Records:
--------------------

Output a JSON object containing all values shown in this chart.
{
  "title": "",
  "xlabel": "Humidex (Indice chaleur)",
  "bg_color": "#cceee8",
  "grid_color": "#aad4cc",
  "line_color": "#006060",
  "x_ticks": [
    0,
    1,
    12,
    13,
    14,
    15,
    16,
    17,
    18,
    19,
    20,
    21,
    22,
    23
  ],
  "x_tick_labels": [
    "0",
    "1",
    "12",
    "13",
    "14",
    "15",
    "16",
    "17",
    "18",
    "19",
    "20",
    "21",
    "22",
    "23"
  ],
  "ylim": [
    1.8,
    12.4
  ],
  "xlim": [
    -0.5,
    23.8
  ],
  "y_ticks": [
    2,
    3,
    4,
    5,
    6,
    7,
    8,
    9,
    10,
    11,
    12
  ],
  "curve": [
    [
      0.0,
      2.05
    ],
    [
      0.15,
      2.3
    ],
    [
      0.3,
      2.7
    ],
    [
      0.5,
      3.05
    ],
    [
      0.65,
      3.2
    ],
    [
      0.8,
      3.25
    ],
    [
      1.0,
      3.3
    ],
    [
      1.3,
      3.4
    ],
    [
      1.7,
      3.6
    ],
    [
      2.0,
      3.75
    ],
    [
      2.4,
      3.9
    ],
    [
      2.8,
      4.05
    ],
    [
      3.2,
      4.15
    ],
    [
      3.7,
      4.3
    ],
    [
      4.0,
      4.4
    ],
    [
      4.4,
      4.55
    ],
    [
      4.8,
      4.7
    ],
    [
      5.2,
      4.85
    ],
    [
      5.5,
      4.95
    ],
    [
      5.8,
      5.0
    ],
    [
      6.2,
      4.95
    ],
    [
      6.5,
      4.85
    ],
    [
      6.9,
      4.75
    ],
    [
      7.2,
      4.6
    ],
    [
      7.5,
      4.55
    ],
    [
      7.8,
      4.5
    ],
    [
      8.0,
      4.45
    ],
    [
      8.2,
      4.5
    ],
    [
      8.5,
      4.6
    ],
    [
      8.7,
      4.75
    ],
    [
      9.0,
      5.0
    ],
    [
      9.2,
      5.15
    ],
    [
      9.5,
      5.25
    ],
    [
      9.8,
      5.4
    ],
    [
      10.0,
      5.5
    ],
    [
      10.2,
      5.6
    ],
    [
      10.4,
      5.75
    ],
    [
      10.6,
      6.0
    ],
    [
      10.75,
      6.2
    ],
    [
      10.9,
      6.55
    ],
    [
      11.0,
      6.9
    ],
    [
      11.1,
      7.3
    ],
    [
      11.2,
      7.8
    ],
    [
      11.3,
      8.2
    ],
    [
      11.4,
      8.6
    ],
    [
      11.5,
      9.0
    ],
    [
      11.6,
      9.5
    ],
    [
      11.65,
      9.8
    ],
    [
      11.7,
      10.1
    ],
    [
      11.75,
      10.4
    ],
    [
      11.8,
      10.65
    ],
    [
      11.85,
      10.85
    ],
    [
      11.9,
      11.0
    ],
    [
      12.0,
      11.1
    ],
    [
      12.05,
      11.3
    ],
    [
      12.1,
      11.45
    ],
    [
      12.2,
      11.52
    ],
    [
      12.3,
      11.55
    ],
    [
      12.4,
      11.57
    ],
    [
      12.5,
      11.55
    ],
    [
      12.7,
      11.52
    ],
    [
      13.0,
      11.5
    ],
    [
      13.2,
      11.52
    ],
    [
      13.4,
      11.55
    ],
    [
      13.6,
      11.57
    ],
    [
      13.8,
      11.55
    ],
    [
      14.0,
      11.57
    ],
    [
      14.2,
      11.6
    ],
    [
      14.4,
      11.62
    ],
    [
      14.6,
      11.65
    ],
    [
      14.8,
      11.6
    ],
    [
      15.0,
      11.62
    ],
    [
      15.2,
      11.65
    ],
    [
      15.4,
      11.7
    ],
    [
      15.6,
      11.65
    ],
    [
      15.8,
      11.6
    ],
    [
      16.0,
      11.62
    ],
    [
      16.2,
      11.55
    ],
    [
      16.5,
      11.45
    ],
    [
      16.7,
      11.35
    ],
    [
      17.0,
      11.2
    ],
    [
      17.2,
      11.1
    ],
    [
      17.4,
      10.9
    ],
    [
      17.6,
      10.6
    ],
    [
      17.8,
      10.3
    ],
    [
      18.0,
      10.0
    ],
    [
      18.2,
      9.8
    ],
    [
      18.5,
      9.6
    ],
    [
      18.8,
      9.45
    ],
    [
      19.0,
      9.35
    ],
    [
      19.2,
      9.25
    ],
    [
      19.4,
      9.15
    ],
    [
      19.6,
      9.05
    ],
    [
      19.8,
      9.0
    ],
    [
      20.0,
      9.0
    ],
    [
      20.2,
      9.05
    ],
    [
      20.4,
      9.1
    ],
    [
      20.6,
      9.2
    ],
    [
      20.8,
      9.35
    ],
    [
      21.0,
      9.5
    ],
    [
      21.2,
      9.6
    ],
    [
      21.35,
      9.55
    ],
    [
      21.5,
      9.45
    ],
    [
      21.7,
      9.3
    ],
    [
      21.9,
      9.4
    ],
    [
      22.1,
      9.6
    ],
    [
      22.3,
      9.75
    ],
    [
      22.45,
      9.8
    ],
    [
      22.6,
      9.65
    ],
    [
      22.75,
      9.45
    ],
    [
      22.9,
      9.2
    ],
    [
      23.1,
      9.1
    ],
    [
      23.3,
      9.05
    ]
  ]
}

--------------------

From the records above, extract everything verbatim.

Output a JSON object containing all values shown in this chart.
{
  "title": "",
  "xlabel": "Humidex (Indice chaleur)",
  "bg_color": "#cceee8",
  "grid_color": "#aad4cc",
  "line_color": "#006060",
  "x_ticks": [
    0,
    1,
    12,
    13,
    14,
    15,
    16,
    17,
    18,
    19,
    20,
    21,
    22,
    23
  ],
  "x_tick_labels": [
    "0",
    "1",
    "12",
    "13",
    "14",
    "15",
    "16",
    "17",
    "18",
    "19",
    "20",
    "21",
    "22",
    "23"
  ],
  "ylim": [
    1.8,
    12.4
  ],
  "xlim": [
    -0.5,
    23.8
  ],
  "y_ticks": [
    2,
    3,
    4,
    5,
    6,
    7,
    8,
    9,
    10,
    11,
    12
  ],
  "curve": [
    [
      0.0,
      2.05
    ],
    [
      0.15,
      2.3
    ],
    [
      0.3,
      2.7
    ],
    [
      0.5,
      3.05
    ],
    [
      0.65,
      3.2
    ],
    [
      0.8,
      3.25
    ],
    [
      1.0,
      3.3
    ],
    [
      1.3,
      3.4
    ],
    [
      1.7,
      3.6
    ],
    [
      2.0,
      3.75
    ],
    [
      2.4,
      3.9
    ],
    [
      2.8,
      4.05
    ],
    [
      3.2,
      4.15
    ],
    [
      3.7,
      4.3
    ],
    [
      4.0,
      4.4
    ],
    [
      4.4,
      4.55
    ],
    [
      4.8,
      4.7
    ],
    [
      5.2,
      4.85
    ],
    [
      5.5,
      4.95
    ],
    [
      5.8,
      5.0
    ],
    [
      6.2,
      4.95
    ],
    [
      6.5,
      4.85
    ],
    [
      6.9,
      4.75
    ],
    [
      7.2,
      4.6
    ],
    [
      7.5,
      4.55
    ],
    [
      7.8,
      4.5
    ],
    [
      8.0,
      4.45
    ],
    [
      8.2,
      4.5
    ],
    [
      8.5,
      4.6
    ],
    [
      8.7,
      4.75
    ],
    [
      9.0,
      5.0
    ],
    [
      9.2,
      5.15
    ],
    [
      9.5,
      5.25
    ],
    [
      9.8,
      5.4
    ],
    [
      10.0,
      5.5
    ],
    [
      10.2,
      5.6
    ],
    [
      10.4,
      5.75
    ],
    [
      10.6,
      6.0
    ],
    [
      10.75,
      6.2
    ],
    [
      10.9,
      6.55
    ],
    [
      11.0,
      6.9
    ],
    [
      11.1,
      7.3
    ],
    [
      11.2,
      7.8
    ],
    [
      11.3,
      8.2
    ],
    [
      11.4,
      8.6
    ],
    [
      11.5,
      9.0
    ],
    [
      11.6,
      9.5
    ],
    [
      11.65,
      9.8
    ],
    [
      11.7,
      10.1
    ],
    [
      11.75,
      10.4
    ],
    [
      11.8,
      10.65
    ],
    [
      11.85,
      10.85
    ],
    [
      11.9,
      11.0
    ],
    [
      12.0,
      11.1
    ],
    [
      12.05,
      11.3
    ],
    [
      12.1,
      11.45
    ],
    [
      12.2,
      11.52
    ],
    [
      12.3,
      11.55
    ],
    [
      12.4,
      11.57
    ],
    [
      12.5,
      11.55
    ],
    [
      12.7,
      11.52
    ],
    [
      13.0,
      11.5
    ],
    [
      13.2,
      11.52
    ],
    [
      13.4,
      11.55
    ],
    [
      13.6,
      11.57
    ],
    [
      13.8,
      11.55
    ],
    [
      14.0,
      11.57
    ],
    [
      14.2,
      11.6
    ],
    [
      14.4,
      11.62
    ],
    [
      14.6,
      11.65
    ],
    [
      14.8,
      11.6
    ],
    [
      15.0,
      11.62
    ],
    [
      15.2,
      11.65
    ],
    [
      15.4,
      11.7
    ],
    [
      15.6,
      11.65
    ],
    [
      15.8,
      11.6
    ],
    [
      16.0,
      11.62
    ],
    [
      16.2,
      11.55
    ],
    [
      16.5,
      11.45
    ],
    [
      16.7,
      11.35
    ],
    [
      17.0,
      11.2
    ],
    [
      17.2,
      11.1
    ],
    [
      17.4,
      10.9
    ],
    [
      17.6,
      10.6
    ],
    [
      17.8,
      10.3
    ],
    [
      18.0,
      10.0
    ],
    [
      18.2,
      9.8
    ],
    [
      18.5,
      9.6
    ],
    [
      18.8,
      9.45
    ],
    [
      19.0,
      9.35
    ],
    [
      19.2,
      9.25
    ],
    [
      19.4,
      9.15
    ],
    [
      19.6,
      9.05
    ],
    [
      19.8,
      9.0
    ],
    [
      20.0,
      9.0
    ],
    [
      20.2,
      9.05
    ],
    [
      20.4,
      9.1
    ],
    [
      20.6,
      9.2
    ],
    [
      20.8,
      9.35
    ],
    [
      21.0,
      9.5
    ],
    [
      21.2,
      9.6
    ],
    [
      21.35,
      9.55
    ],
    [
      21.5,
      9.45
    ],
    [
      21.7,
      9.3
    ],
    [
      21.9,
      9.4
    ],
    [
      22.1,
      9.6
    ],
    [
      22.3,
      9.75
    ],
    [
      22.45,
      9.8
    ],
    [
      22.6,
      9.65
    ],
    [
      22.75,
      9.45
    ],
    [
      22.9,
      9.2
    ],
    [
      23.1,
      9.1
    ],
    [
      23.3,
      9.05
    ]
  ]
}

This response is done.